* _REQUIRED TASK A_
In the court judgment excerpt, what did the Iaşi Court of Appeal do with the applicants' appeal on points of law?
* _REQUIRED TASK B_
Write the next part of the court judgment excerpt, picking up after its final sentence.

* _DOCUMENT SECTION_
──────────────────────────────
17. The Court further notes that this complaint is not manifestly ill-founded within the meaning of Article 35 § 3 (a) of the Convention. It further notes that it is not inadmissible on any other grounds. It must therefore be declared admissible.
B. Merits
1. The parties’ submissions
18. The applicants alleged that the fact that the appeal on points of law which they had lodged with the domestic courts had not been examined by a bench of three judges had been unlawful under the relevant domestic legislation.
19. The Government contended that the applicants had failed to show how the overall fairness of the proceedings had been affected by the inadmissibility of their appeal on points of law, given that they had had access to two levels of jurisdiction as required by law. The merits of their case had undoubtedly been examined twice, and the presence of a third judge would not have guaranteed them a favourable outcome. Moreover, the evidence regime was stricter in proceedings concerning an appeal on points of law than in appeal proceedings.
20. The Government also argued that, according to the Court’s case-law, the Court only considered it necessary for Contracting Parties to provide two levels of domestic jurisdiction in criminal cases.
2. The Court’s assessment
21. The Court reiterates that the phrase “established by law” in Article 6 § 1 also means “established in accordance with the law” (see Jenița Mocanu, cited above, § 37). In addition, the phrase “established by law” covers not only the legal basis for the very existence of a “tribunal”, but also compliance by the tribunal with the particular rules that govern it and the composition of the bench in each case.
22. The Court further reiterates that, in principle, a violation by a tribunal of domestic legal provisions relating to the establishment and competence of judicial organs gives rise to a violation of Article 6 § 1. The Court may therefore consider whether the domestic law has been complied with in this regard (see Jenița Mocanu, cited, above, § 38).
23. Turning to the present case, the Court notes that the appeal brought by the applicants against a third party was initially considered by the domestic courts to be eligible for consideration at three levels of jurisdiction. Therefore, the Iaşi County Court delivered its judgment on appeal as a bench of two judges. Thereafter, the applicants lodged an appeal on points of law against that decision. The Iaşi Court of Appeal then reclassified the civil claim as eligible for consideration at only two levels of jurisdiction, dismissing the applicants’ appeal on points of law as inadmissible. Consequently, the decision given by the Iaşi County Court on 26 January 2007 was considered final by the Iaşi Court of Appeal (see paragraphs 7 and 8 above).
──────────────────────────────
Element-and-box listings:
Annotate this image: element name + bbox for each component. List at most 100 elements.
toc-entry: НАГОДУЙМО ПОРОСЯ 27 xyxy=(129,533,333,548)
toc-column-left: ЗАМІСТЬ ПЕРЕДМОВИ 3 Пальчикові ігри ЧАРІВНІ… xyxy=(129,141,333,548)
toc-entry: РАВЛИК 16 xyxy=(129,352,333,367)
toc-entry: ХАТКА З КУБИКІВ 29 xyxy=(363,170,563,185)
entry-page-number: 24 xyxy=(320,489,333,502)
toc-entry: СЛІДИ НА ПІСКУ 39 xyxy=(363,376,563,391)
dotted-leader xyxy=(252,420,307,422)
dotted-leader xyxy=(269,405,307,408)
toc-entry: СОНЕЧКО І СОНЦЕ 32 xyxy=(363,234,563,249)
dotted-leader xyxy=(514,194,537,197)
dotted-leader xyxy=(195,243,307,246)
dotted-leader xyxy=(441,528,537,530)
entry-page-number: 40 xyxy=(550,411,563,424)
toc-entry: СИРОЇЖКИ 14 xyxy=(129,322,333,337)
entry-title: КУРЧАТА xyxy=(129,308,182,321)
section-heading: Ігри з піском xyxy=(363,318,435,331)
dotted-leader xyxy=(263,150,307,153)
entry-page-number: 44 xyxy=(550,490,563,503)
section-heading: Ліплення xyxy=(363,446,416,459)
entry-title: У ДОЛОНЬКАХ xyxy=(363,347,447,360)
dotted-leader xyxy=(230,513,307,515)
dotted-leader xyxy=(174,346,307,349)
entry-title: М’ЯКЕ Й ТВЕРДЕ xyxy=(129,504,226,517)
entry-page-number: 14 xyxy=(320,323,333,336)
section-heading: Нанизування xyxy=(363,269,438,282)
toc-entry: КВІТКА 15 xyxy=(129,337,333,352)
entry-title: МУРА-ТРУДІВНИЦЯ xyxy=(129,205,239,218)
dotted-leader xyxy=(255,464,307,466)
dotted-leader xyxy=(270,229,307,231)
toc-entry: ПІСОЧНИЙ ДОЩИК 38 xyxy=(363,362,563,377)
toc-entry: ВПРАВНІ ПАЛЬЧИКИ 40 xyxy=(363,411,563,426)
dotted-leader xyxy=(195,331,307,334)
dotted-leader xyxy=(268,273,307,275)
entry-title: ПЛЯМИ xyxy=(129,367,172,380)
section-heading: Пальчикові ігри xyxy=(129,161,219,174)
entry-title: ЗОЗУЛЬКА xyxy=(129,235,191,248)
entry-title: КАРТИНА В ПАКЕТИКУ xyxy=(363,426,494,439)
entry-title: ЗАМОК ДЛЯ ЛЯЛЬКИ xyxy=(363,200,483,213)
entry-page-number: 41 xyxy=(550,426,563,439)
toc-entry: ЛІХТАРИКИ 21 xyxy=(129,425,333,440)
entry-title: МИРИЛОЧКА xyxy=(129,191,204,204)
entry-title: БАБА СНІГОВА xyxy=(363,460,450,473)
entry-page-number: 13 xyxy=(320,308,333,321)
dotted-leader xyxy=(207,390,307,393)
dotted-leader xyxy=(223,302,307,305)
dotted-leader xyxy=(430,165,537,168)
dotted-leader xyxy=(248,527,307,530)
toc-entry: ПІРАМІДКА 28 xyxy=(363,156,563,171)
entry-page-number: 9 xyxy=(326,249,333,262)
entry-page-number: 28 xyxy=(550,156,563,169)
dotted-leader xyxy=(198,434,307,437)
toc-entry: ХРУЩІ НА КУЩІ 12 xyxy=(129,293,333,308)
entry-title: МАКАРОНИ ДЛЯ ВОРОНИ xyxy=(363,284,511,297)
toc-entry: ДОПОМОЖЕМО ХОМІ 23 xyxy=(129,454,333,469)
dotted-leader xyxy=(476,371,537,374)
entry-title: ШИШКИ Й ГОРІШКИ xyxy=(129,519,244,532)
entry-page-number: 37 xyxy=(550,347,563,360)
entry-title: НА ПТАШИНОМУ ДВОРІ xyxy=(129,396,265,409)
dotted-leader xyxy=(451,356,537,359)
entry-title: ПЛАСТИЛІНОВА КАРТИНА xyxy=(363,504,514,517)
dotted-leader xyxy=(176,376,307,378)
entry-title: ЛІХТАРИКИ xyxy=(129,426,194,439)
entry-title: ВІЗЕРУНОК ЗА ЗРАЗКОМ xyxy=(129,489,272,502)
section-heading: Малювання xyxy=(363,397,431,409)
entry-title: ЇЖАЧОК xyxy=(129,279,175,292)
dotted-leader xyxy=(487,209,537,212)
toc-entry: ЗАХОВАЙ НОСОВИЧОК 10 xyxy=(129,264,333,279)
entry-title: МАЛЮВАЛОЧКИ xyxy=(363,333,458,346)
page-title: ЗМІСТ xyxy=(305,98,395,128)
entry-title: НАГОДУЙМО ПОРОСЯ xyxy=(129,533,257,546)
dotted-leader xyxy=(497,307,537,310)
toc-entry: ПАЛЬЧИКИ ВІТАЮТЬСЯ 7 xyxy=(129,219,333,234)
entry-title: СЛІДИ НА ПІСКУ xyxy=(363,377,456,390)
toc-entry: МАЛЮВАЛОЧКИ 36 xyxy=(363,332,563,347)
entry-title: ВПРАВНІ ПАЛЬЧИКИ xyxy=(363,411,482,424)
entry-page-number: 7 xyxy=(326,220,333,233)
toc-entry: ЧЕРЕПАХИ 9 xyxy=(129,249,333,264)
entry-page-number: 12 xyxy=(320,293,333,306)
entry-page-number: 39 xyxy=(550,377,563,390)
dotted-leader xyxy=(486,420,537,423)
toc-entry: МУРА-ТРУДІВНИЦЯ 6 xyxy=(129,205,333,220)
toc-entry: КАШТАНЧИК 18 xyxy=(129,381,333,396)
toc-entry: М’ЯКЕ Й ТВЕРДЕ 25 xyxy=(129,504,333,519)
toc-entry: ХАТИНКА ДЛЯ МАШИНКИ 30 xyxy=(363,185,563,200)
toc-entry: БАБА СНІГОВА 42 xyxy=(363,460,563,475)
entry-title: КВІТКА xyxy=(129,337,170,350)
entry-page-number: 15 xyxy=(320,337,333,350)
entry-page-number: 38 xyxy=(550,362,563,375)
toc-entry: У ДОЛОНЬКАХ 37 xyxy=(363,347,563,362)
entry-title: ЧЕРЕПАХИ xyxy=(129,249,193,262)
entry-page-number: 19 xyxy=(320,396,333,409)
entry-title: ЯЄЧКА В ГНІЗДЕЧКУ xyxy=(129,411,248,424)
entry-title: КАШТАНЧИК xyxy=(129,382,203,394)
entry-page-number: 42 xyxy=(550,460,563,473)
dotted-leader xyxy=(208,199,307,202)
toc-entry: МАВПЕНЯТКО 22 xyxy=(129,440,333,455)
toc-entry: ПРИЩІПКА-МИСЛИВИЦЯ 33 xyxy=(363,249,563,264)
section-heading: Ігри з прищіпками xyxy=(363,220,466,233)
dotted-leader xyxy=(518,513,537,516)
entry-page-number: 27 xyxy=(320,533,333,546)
──────────────────────────────
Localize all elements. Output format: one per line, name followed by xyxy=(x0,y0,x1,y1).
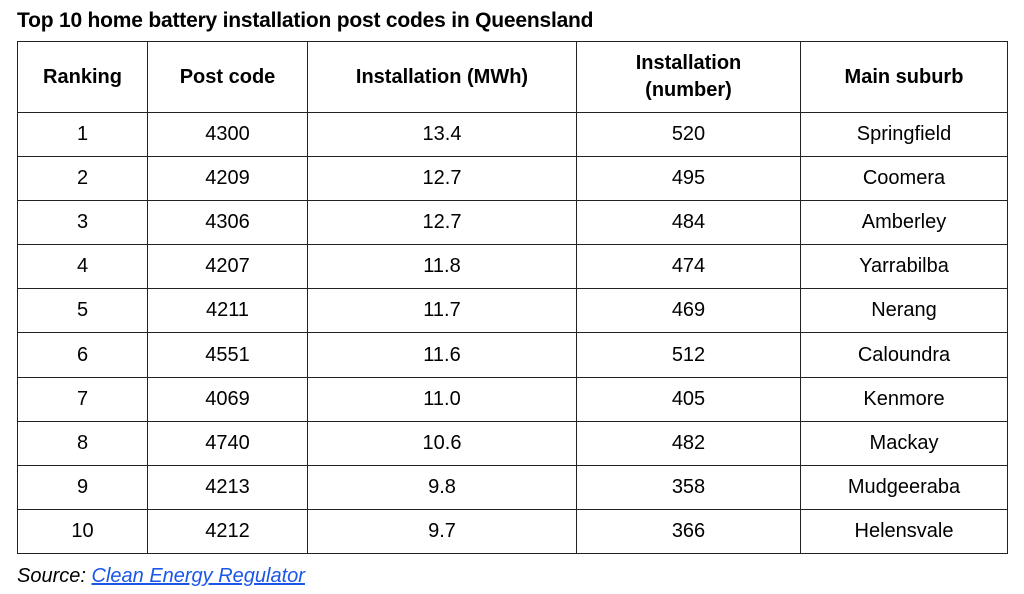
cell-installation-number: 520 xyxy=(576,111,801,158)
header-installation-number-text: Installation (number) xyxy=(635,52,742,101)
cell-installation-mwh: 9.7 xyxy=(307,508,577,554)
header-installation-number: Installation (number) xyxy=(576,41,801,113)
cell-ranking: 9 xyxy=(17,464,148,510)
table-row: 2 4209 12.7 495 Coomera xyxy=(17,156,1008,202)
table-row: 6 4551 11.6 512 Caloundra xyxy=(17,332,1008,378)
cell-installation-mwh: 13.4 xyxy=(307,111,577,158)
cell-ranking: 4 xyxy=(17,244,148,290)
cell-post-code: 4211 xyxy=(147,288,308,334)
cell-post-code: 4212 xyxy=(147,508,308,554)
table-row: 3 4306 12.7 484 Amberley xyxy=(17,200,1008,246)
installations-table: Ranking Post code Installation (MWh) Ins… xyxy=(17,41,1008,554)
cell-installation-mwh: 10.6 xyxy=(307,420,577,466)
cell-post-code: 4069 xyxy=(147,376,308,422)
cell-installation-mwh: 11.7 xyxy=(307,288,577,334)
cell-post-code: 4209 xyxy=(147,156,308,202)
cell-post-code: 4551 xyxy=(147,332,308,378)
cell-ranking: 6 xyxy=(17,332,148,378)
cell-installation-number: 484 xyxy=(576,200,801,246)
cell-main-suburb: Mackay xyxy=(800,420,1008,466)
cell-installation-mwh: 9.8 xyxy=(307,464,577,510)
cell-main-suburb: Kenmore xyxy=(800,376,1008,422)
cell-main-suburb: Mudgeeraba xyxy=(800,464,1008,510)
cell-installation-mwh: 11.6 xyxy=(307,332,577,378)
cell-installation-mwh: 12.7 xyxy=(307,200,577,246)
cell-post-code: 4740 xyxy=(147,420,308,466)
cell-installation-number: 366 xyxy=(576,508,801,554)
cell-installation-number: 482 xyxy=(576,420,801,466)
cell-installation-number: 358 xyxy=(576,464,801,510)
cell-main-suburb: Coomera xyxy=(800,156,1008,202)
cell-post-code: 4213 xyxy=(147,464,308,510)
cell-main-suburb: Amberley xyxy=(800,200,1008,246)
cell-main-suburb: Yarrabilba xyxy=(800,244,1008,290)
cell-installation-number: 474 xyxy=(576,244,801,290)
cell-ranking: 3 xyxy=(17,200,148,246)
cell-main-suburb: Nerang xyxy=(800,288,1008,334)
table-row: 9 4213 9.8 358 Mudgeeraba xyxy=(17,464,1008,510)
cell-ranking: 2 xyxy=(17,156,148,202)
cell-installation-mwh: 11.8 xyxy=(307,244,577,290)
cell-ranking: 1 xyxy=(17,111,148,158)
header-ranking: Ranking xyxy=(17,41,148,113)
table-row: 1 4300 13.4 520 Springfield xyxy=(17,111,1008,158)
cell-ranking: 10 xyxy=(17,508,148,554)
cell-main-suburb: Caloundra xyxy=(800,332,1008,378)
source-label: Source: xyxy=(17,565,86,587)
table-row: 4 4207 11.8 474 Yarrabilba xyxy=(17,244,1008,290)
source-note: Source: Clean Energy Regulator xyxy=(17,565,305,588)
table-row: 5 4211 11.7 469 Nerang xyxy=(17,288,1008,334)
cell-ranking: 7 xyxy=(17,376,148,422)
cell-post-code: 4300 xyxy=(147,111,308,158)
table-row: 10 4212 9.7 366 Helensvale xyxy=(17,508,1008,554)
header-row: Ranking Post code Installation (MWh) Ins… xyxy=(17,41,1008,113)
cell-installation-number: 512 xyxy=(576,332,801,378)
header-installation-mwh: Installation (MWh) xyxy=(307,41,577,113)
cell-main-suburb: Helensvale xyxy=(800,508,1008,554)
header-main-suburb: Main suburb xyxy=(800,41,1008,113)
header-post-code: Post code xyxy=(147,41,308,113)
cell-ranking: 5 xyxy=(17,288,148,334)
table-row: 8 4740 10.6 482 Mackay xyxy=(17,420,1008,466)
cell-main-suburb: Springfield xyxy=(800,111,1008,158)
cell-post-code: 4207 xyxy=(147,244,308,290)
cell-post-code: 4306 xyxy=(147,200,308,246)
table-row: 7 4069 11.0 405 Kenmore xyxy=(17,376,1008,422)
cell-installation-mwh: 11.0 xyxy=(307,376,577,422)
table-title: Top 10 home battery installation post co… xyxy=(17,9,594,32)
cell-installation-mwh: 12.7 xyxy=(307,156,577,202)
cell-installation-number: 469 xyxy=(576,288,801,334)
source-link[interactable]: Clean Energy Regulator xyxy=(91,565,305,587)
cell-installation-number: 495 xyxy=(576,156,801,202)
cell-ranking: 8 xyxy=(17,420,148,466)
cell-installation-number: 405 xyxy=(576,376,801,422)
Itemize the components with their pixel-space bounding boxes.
──────────────────────────────
* _EXPECTED ANSWER A_
It reclassified the civil claim as eligible for only two levels of jurisdiction and dismissed the appeal on points of law as inadmissible.

* _EXPECTED ANSWER B_
24. In this context, the Court notes that Article 54 § 2 of Law no. 304/2004 provided that domestic courts had to sit as benches composed of three judges to decide appeals on points of law lodged against the judgments of lower courts. In the present case, the Iaşi County Court sat as a bench composed of two judges in order to deal with the appeal on points of law which had been lodged before it. The Court therefore considers that that bench, which delivered its decision on the merits of the case as both a second and last-instance court, was not composed in accordance with the domestic law in force at the material time.
25. The foregoing considerations, notwithstanding the arguments put forward by the Government in respect of the general fairness of the proceedings to which the applicants were party, are sufficient to enable the Court to conclude that the domestic courts’ significant deviation from the domestic rules of civil procedure amounted to a breach of the Convention requirement for the applicants’ claim to be determined by a “tribunal established by law” (see Jenița Mocanu, cited above, § 42).
26. Accordingly, there has been a violation of Article 6 § 1 of the Convention in this respect.
II. OTHER ALLEGED VIOLATIONS OF THE CONVENTION
27. Lastly, the applicants complained under Article 1 of Protocol No. 1 to the Convention that their right to peaceful enjoyment of their possessions had been breached by the domestic courts. They also raised another complaint under Article 5 of Protocol No. 7 to the Convention, without putting forward any reasons in support of their allegation.
28. The Court has examined these complaints submitted by the applicants. However, in the light of all the material in its possession, and in so far as the matters complained of are within its competence, the Court finds that they do not disclose any appearance of a violation of the rights and freedoms set out in the Convention or its Protocols.
It follows that these complaints are manifestly ill-founded and must be rejected in accordance with Article 35 §§ 3 (a) and 4 of the Convention.
III. APPLICATION OF ARTICLE 41 OF THE CONVENTION
29. Article 41 of the Convention provides:
“If the Court finds that there has been a violation of the Convention or the Protocols thereto, and if the internal law of the High Contracting Party concerned allows only partial reparation to be made, the Court shall, if necessary, afford just satisfaction to the injured party.”
A. Damage
30. The first applicant claimed 165,120 euros (EUR) in respect of pecuniary damage, this amount representing the value of the property which he had lost in the domestic civil proceedings. The second applicant claimed EUR 9,700, this amount representing what he had paid in compensation to his former wife. In respect of non-pecuniary damage, the first applicant claimed EUR 200,000 and the second applicant claimed EUR 100,000.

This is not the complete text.